§ What you have to do
Skip every picture, then write out exactly the lines of the listing below from the line that contains "What's the underlying" through the final line.

§ Records for processing
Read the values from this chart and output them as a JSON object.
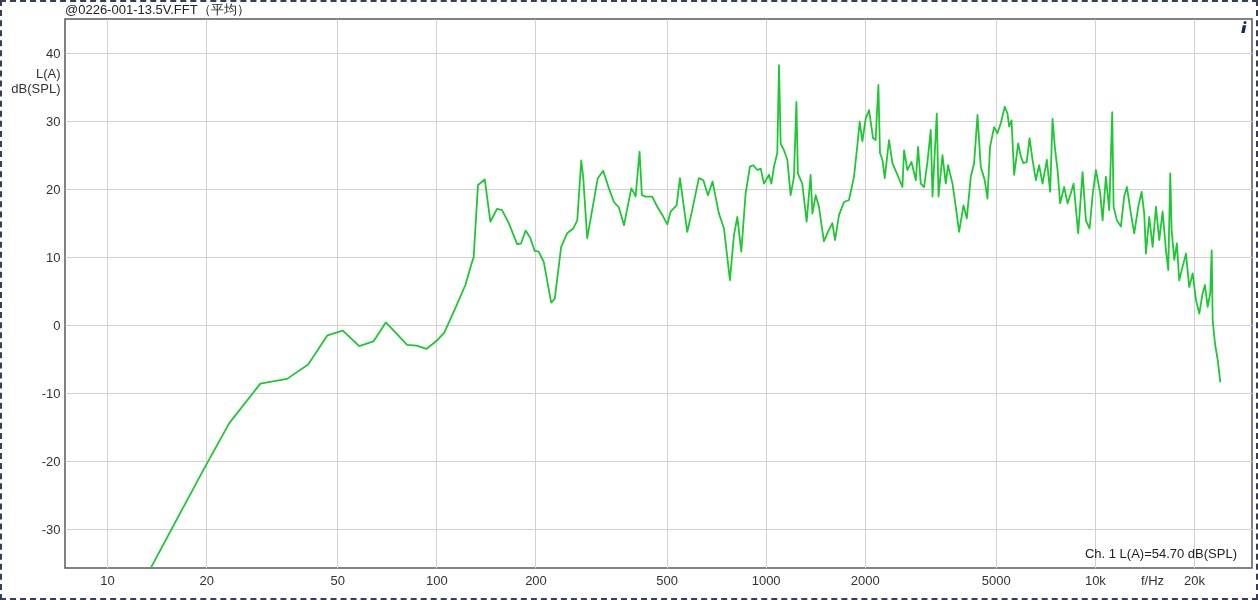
{
  "chart_data": {
    "type": "line",
    "title": "@0226-001-13.5V.FFT（平均）",
    "xlabel": "f/Hz",
    "ylabel": "L(A)\ndB(SPL)",
    "annotations": [
      "Ch. 1 L(A)=54.70 dB(SPL)"
    ],
    "x": [
      13.6,
      19.8,
      23.5,
      29.2,
      35.2,
      40.8,
      46.7,
      52.0,
      58.3,
      64.4,
      70.2,
      75.6,
      81.5,
      87.1,
      93.2,
      100.2,
      105.7,
      114.2,
      122.5,
      128.4,
      129.8,
      133.8,
      140.3,
      145.9,
      152.8,
      158.3,
      165.9,
      175.9,
      180.8,
      186.7,
      192.9,
      198.9,
      204.5,
      211.9,
      223.2,
      228.9,
      239.3,
      249.5,
      260.4,
      267.9,
      275.4,
      279.2,
      287.1,
      297.3,
      309.2,
      321.1,
      334.2,
      346.1,
      358.4,
      371.5,
      380.2,
      391.0,
      398.3,
      402.8,
      414.1,
      420.9,
      431.7,
      452.5,
      468.6,
      485.5,
      502.8,
      514.5,
      536.6,
      549.2,
      578.0,
      598.4,
      627.0,
      646.9,
      667.9,
      690.1,
      721.4,
      747.3,
      779.1,
      801.1,
      820.4,
      843.4,
      869.6,
      896.2,
      917.7,
      943.6,
      966.0,
      988.5,
      1024,
      1041,
      1060,
      1085,
      1098,
      1111,
      1137,
      1164,
      1191,
      1219,
      1240,
      1253,
      1292,
      1332,
      1370,
      1387,
      1419,
      1452,
      1503,
      1546,
      1595,
      1625,
      1671,
      1730,
      1791,
      1855,
      1900,
      1930,
      1967,
      2014,
      2061,
      2119,
      2158,
      2200,
      2225,
      2263,
      2300,
      2370,
      2427,
      2514,
      2603,
      2633,
      2696,
      2773,
      2858,
      2904,
      2959,
      3028,
      3101,
      3173,
      3212,
      3310,
      3350,
      3444,
      3524,
      3581,
      3694,
      3780,
      3869,
      3989,
      4083,
      4198,
      4297,
      4400,
      4501,
      4629,
      4717,
      4804,
      4941,
      5058,
      5180,
      5326,
      5427,
      5489,
      5582,
      5685,
      5847,
      5957,
      6068,
      6209,
      6332,
      6466,
      6618,
      6772,
      6934,
      7146,
      7313,
      7437,
      7557,
      7702,
      7843,
      8066,
      8260,
      8453,
      8614,
      8898,
      9175,
      9389,
      9636,
      9841,
      10070,
      10378,
      10553,
      10800,
      11054,
      11287,
      11397,
      11665,
      11995,
      12274,
      12510,
      12864,
      13166,
      13541,
      13867,
      14120,
      14288,
      14622,
      14973,
      15325,
      15683,
      16059,
      16437,
      16704,
      16941,
      17100,
      17418,
      17745,
      18030,
      18471,
      18905,
      19346,
      19810,
      20278,
      20749,
      21246,
      21592,
      22004,
      22407,
      22630,
      22787,
      23157,
      23598,
      24032
    ],
    "series": [
      {
        "color": "#1ec832",
        "values": [
          -35.6,
          -20.9,
          -14.4,
          -8.6,
          -7.9,
          -5.8,
          -1.5,
          -0.8,
          -3.1,
          -2.4,
          0.4,
          -1.2,
          -2.9,
          -3.0,
          -3.5,
          -2.3,
          -1.1,
          2.5,
          5.9,
          9.3,
          10.0,
          20.6,
          21.4,
          15.2,
          17.1,
          16.9,
          15.0,
          11.9,
          12.0,
          13.9,
          12.8,
          10.9,
          10.8,
          9.3,
          3.3,
          3.9,
          11.5,
          13.5,
          14.2,
          15.4,
          24.2,
          21.8,
          12.8,
          16.9,
          21.6,
          22.7,
          20.1,
          18.1,
          17.3,
          14.7,
          17.2,
          20.1,
          19.4,
          18.9,
          25.5,
          19.1,
          18.9,
          18.9,
          17.4,
          16.2,
          14.8,
          16.7,
          17.6,
          21.6,
          13.7,
          16.9,
          21.6,
          21.3,
          19.1,
          21.1,
          16.4,
          14.2,
          6.6,
          13.2,
          15.9,
          10.8,
          19.4,
          23.3,
          23.5,
          22.8,
          23.0,
          20.8,
          22.1,
          20.8,
          23.3,
          25.3,
          38.2,
          26.7,
          25.7,
          24.3,
          19.1,
          21.8,
          32.8,
          22.3,
          20.8,
          15.2,
          22.1,
          16.4,
          19.1,
          17.4,
          12.3,
          13.7,
          15.0,
          12.5,
          16.2,
          18.1,
          18.4,
          21.8,
          26.5,
          29.9,
          27.0,
          30.4,
          31.6,
          27.5,
          27.2,
          35.3,
          25.3,
          24.3,
          21.6,
          27.2,
          23.8,
          22.1,
          20.3,
          25.7,
          22.8,
          24.0,
          21.3,
          26.2,
          20.8,
          20.3,
          24.0,
          28.7,
          18.9,
          31.1,
          18.9,
          25.0,
          20.8,
          23.5,
          20.8,
          17.4,
          13.7,
          17.6,
          15.7,
          21.8,
          23.8,
          30.9,
          23.3,
          21.3,
          18.6,
          26.2,
          29.1,
          28.2,
          29.7,
          32.1,
          31.1,
          29.2,
          30.1,
          22.1,
          26.7,
          24.8,
          23.8,
          24.0,
          27.5,
          24.3,
          21.3,
          23.5,
          20.8,
          24.3,
          19.6,
          30.3,
          26.2,
          22.8,
          17.9,
          20.3,
          17.9,
          19.4,
          20.8,
          13.5,
          22.5,
          15.4,
          14.2,
          19.1,
          22.8,
          19.4,
          15.4,
          21.8,
          16.9,
          31.3,
          17.4,
          15.4,
          14.5,
          18.9,
          20.3,
          16.4,
          13.5,
          17.4,
          19.6,
          16.4,
          10.5,
          15.9,
          11.5,
          17.4,
          12.5,
          16.7,
          11.0,
          8.1,
          22.3,
          14.0,
          9.6,
          12.0,
          6.6,
          8.6,
          10.5,
          5.6,
          7.6,
          3.7,
          1.7,
          4.7,
          5.9,
          2.7,
          4.7,
          11.0,
          0.7,
          -2.7,
          -5.1,
          -8.3
        ]
      }
    ],
    "xlim": [
      7.45,
      30000
    ],
    "xticks": [
      10,
      20,
      50,
      100,
      200,
      500,
      1000,
      2000,
      5000,
      {
        "value": 10000,
        "label": "10k"
      },
      {
        "value": 20000,
        "label": "20k"
      }
    ],
    "ylim": [
      -35.7,
      45
    ],
    "yticks": [
      -30,
      -20,
      -10,
      0,
      10,
      20,
      30,
      40
    ],
    "grid": true,
    "log": "x"
  }
}
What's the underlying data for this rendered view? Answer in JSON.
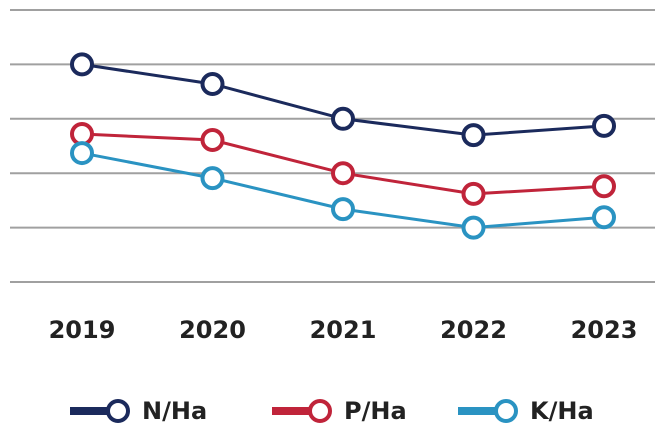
{
  "chart_data": {
    "type": "line",
    "categories": [
      "2019",
      "2020",
      "2021",
      "2022",
      "2023"
    ],
    "series": [
      {
        "name": "N/Ha",
        "color": "#1b2a5c",
        "values": [
          4.0,
          3.64,
          3.0,
          2.7,
          2.87
        ]
      },
      {
        "name": "P/Ha",
        "color": "#c0243a",
        "values": [
          2.72,
          2.61,
          2.0,
          1.62,
          1.76
        ]
      },
      {
        "name": "K/Ha",
        "color": "#2a93c2",
        "values": [
          2.37,
          1.91,
          1.34,
          1.0,
          1.19
        ]
      }
    ],
    "ylim": [
      0,
      5
    ],
    "yticks": [
      0,
      1,
      2,
      3,
      4,
      5
    ],
    "grid": true
  }
}
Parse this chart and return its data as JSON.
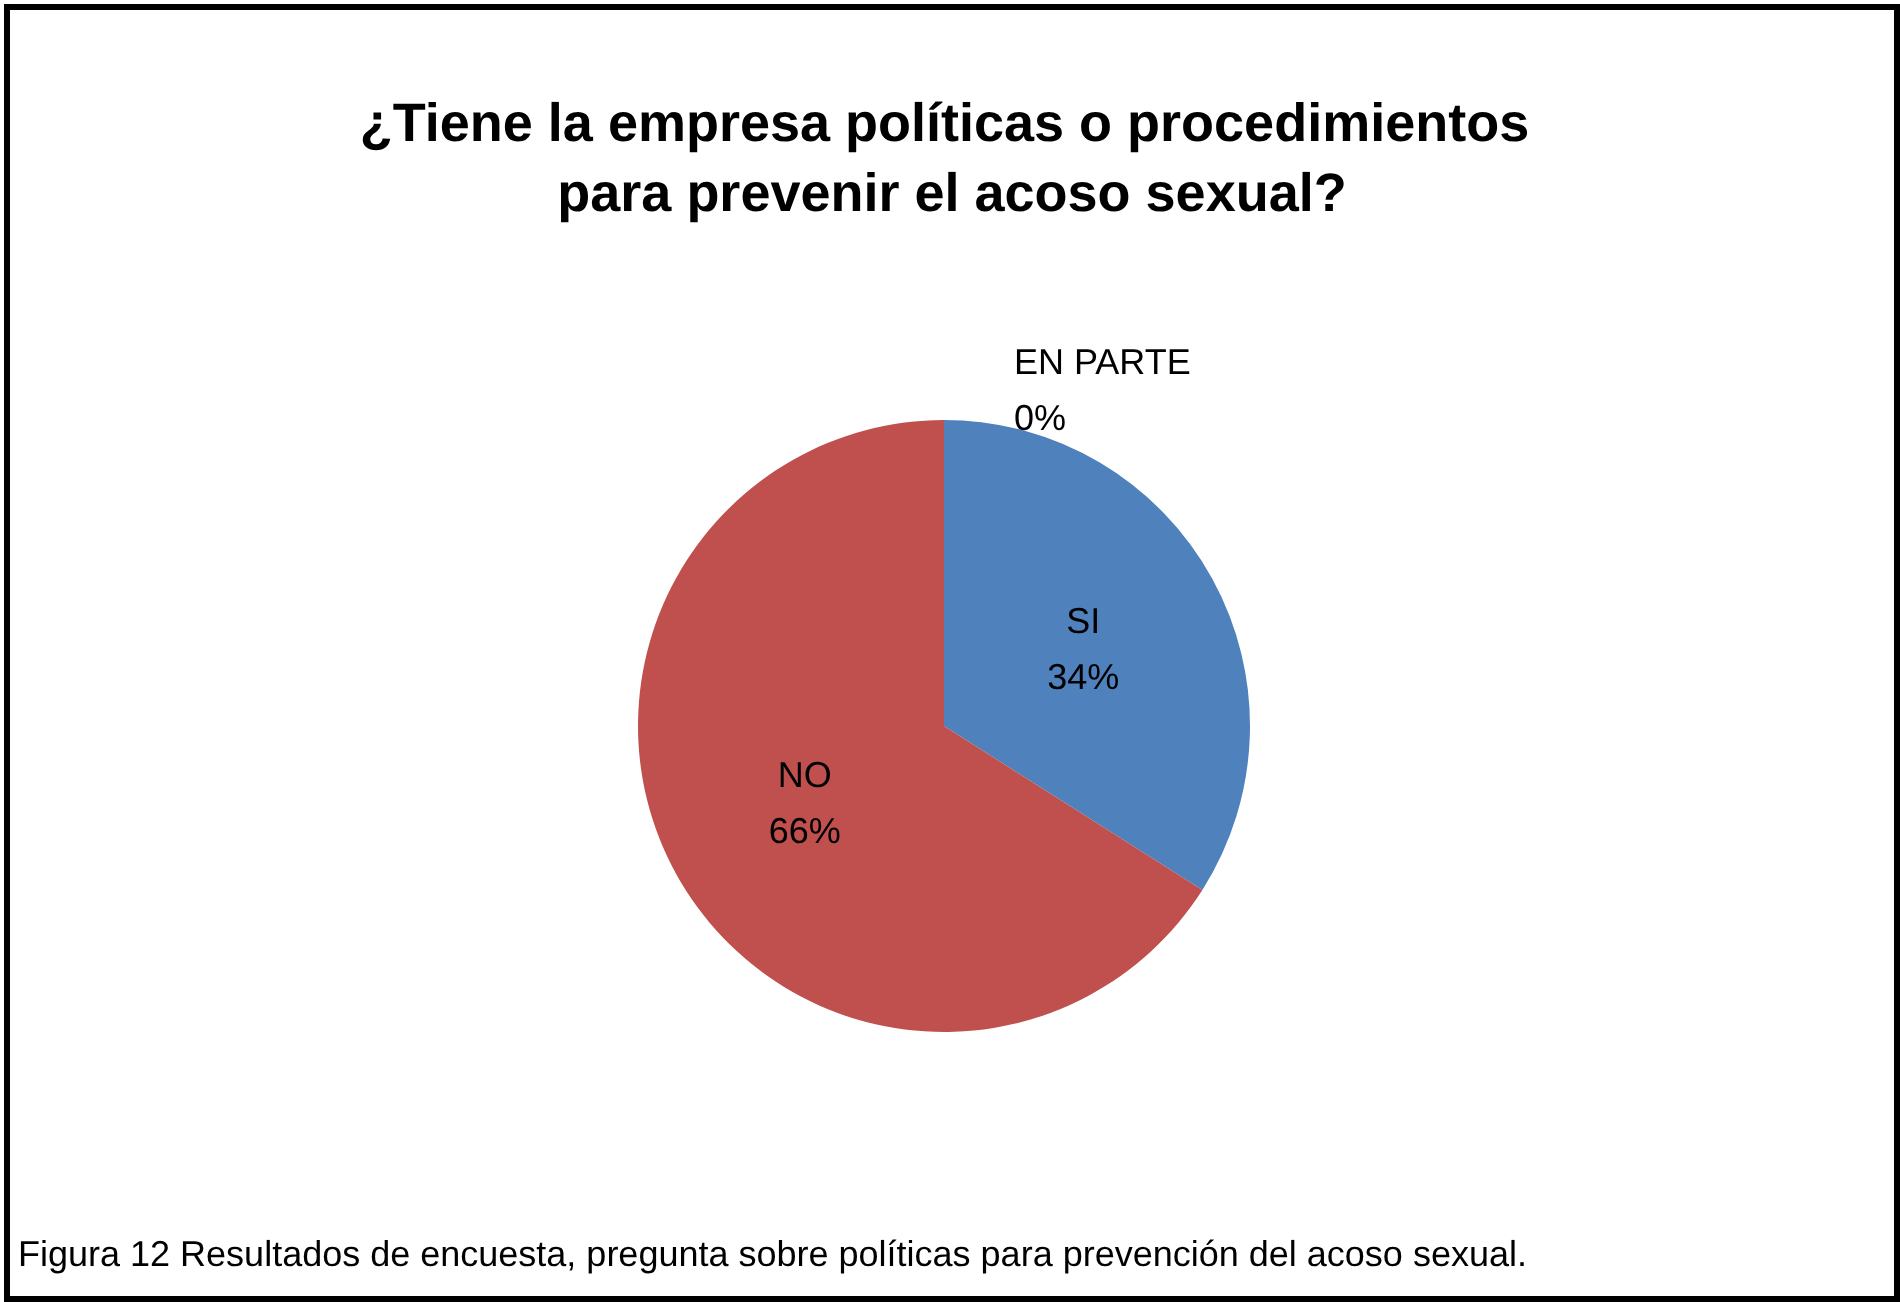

§ Finished exercise
What's the underlying data for this rendered view? Answer in JSON.
{
  "chart_data": {
    "type": "line",
    "categories": [
      "2019",
      "2020",
      "2021",
      "2022",
      "2023"
    ],
    "series": [
      {
        "name": "N/Ha",
        "color": "#1b2a5c",
        "values": [
          4.0,
          3.64,
          3.0,
          2.7,
          2.87
        ]
      },
      {
        "name": "P/Ha",
        "color": "#c0243a",
        "values": [
          2.72,
          2.61,
          2.0,
          1.62,
          1.76
        ]
      },
      {
        "name": "K/Ha",
        "color": "#2a93c2",
        "values": [
          2.37,
          1.91,
          1.34,
          1.0,
          1.19
        ]
      }
    ],
    "ylim": [
      0,
      5
    ],
    "yticks": [
      0,
      1,
      2,
      3,
      4,
      5
    ],
    "grid": true
  }
}
Parse this chart and return its data as JSON.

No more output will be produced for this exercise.